#### DATA LINES

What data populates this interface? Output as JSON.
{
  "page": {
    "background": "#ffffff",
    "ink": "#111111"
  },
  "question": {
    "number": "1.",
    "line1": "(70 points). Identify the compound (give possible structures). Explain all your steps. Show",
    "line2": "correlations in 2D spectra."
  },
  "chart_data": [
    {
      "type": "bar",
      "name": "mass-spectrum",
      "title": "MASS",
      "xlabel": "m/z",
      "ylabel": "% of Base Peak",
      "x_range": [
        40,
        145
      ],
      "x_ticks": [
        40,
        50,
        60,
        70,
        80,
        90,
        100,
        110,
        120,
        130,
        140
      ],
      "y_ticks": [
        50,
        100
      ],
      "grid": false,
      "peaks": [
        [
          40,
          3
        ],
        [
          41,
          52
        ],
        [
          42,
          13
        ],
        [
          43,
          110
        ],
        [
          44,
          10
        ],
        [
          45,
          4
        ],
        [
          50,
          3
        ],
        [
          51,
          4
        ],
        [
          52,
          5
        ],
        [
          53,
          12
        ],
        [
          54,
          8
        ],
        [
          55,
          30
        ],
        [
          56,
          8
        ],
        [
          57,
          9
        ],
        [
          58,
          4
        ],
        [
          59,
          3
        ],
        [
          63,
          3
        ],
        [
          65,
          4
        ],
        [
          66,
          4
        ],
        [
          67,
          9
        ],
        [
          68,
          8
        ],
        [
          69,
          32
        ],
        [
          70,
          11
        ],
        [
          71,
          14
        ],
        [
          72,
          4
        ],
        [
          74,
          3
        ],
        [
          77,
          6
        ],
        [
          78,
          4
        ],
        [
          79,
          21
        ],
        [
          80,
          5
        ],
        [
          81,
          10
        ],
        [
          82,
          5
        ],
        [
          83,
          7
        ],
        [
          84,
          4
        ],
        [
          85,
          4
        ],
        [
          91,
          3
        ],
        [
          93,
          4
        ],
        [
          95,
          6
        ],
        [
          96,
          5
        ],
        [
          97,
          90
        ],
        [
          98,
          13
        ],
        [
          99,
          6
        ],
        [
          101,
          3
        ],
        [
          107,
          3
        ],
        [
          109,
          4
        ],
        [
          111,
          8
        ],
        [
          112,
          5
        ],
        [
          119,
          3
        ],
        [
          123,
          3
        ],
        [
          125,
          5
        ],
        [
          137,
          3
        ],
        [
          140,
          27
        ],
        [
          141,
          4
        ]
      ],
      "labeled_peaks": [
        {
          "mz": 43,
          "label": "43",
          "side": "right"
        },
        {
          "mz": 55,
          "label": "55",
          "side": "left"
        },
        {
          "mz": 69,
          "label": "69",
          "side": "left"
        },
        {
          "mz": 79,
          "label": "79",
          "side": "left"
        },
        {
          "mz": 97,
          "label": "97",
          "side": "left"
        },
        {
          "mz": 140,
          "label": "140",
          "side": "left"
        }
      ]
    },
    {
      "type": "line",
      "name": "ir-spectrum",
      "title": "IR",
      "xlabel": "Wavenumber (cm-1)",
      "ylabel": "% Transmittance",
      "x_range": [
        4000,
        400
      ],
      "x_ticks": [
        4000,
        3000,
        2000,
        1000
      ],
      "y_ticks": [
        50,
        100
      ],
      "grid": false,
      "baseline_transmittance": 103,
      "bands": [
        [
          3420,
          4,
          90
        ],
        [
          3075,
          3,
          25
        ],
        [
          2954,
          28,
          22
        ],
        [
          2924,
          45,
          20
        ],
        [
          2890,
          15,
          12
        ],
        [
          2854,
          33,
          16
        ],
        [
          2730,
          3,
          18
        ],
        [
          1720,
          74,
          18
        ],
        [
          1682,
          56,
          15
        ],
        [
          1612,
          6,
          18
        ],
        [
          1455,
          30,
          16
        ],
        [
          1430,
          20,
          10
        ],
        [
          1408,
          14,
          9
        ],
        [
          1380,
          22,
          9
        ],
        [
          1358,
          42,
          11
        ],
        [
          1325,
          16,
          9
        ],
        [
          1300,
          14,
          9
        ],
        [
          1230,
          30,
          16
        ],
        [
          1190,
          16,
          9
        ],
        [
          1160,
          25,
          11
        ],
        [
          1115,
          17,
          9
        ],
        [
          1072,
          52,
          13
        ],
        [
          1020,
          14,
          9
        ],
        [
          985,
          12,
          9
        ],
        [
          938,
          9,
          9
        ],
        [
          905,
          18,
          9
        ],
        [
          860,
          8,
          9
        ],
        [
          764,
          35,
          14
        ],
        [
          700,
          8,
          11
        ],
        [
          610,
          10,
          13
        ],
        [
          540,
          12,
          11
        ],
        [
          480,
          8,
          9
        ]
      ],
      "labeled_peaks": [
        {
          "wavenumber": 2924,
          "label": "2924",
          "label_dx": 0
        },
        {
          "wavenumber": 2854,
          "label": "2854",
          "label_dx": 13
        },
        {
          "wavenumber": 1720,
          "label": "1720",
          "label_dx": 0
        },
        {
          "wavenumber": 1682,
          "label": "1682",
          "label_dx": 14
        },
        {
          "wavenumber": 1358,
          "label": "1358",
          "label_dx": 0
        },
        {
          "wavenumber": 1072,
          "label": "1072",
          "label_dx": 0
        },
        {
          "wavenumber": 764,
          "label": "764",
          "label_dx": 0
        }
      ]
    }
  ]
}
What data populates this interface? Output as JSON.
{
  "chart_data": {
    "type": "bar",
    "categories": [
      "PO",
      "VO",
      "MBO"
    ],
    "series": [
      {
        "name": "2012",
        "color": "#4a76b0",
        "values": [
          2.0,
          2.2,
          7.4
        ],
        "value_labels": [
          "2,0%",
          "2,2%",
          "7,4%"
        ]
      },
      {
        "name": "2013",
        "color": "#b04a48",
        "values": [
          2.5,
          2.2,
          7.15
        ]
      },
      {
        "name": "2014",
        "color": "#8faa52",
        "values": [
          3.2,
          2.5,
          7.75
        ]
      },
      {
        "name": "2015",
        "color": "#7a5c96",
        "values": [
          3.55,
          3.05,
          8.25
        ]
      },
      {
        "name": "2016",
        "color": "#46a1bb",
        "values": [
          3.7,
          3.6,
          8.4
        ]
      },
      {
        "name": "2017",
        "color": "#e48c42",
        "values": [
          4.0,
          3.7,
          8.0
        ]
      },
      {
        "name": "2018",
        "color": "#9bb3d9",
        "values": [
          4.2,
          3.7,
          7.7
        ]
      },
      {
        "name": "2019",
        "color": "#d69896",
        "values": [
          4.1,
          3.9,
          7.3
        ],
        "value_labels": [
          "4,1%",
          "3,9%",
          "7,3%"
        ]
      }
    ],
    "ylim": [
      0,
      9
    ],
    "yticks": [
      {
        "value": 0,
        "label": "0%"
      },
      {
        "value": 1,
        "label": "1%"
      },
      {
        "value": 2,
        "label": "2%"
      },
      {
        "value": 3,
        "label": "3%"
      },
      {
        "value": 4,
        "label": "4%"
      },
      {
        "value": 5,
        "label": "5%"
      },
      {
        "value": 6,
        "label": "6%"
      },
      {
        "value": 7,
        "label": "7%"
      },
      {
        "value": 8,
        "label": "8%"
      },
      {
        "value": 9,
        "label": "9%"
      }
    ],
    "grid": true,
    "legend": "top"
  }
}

########

- WORK TO BE COMPLETED
Show every line that contains the word "ylabel".

- THE RESPONSE
      "ylabel": "% of Base Peak",
      "ylabel": "% Transmittance",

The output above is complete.